--- start RECORDS SUPPLIED ---

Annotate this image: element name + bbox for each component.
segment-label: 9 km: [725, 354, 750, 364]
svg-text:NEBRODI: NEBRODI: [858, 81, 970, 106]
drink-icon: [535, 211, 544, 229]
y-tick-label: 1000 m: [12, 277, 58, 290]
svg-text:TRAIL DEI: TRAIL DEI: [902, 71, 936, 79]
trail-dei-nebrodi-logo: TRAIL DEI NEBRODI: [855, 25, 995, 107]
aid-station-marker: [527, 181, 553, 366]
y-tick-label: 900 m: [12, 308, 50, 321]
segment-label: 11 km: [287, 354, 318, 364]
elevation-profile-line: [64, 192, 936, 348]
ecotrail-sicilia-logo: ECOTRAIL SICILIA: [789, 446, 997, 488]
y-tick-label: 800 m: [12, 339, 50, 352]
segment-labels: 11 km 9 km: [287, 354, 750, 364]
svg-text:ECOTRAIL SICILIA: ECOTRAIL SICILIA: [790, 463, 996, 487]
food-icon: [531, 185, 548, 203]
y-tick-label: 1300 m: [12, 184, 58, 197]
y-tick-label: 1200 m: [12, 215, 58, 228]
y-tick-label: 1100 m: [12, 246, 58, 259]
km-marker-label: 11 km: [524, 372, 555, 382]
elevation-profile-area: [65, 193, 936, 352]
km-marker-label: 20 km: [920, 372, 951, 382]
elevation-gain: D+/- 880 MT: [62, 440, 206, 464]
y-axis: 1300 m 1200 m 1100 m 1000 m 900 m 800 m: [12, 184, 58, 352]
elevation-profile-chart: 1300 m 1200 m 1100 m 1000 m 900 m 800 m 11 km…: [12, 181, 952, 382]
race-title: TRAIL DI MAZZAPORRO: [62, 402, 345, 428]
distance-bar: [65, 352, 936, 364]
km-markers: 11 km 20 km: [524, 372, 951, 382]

--- end RECORDS SUPPLIED ---

- _PROBLEM DETAILS_
Rewrite all of the lines above, swapping each occurrence of "km-marker-label" for "distance-marker-label" and leaving the rest unchanged.

- _CORRECT OUTPUT_
Annotate this image: element name + bbox for each component.
segment-label: 9 km: [725, 354, 750, 364]
svg-text:NEBRODI: NEBRODI: [858, 81, 970, 106]
drink-icon: [535, 211, 544, 229]
y-tick-label: 1000 m: [12, 277, 58, 290]
svg-text:TRAIL DEI: TRAIL DEI: [902, 71, 936, 79]
trail-dei-nebrodi-logo: TRAIL DEI NEBRODI: [855, 25, 995, 107]
aid-station-marker: [527, 181, 553, 366]
y-tick-label: 900 m: [12, 308, 50, 321]
segment-label: 11 km: [287, 354, 318, 364]
elevation-profile-line: [64, 192, 936, 348]
ecotrail-sicilia-logo: ECOTRAIL SICILIA: [789, 446, 997, 488]
y-tick-label: 800 m: [12, 339, 50, 352]
segment-labels: 11 km 9 km: [287, 354, 750, 364]
svg-text:ECOTRAIL SICILIA: ECOTRAIL SICILIA: [790, 463, 996, 487]
food-icon: [531, 185, 548, 203]
y-tick-label: 1300 m: [12, 184, 58, 197]
y-tick-label: 1200 m: [12, 215, 58, 228]
y-tick-label: 1100 m: [12, 246, 58, 259]
distance-marker-label: 11 km: [524, 372, 555, 382]
elevation-profile-area: [65, 193, 936, 352]
distance-marker-label: 20 km: [920, 372, 951, 382]
elevation-gain: D+/- 880 MT: [62, 440, 206, 464]
y-axis: 1300 m 1200 m 1100 m 1000 m 900 m 800 m: [12, 184, 58, 352]
elevation-profile-chart: 1300 m 1200 m 1100 m 1000 m 900 m 800 m 11 km…: [12, 181, 952, 382]
race-title: TRAIL DI MAZZAPORRO: [62, 402, 345, 428]
distance-bar: [65, 352, 936, 364]
km-markers: 11 km 20 km: [524, 372, 951, 382]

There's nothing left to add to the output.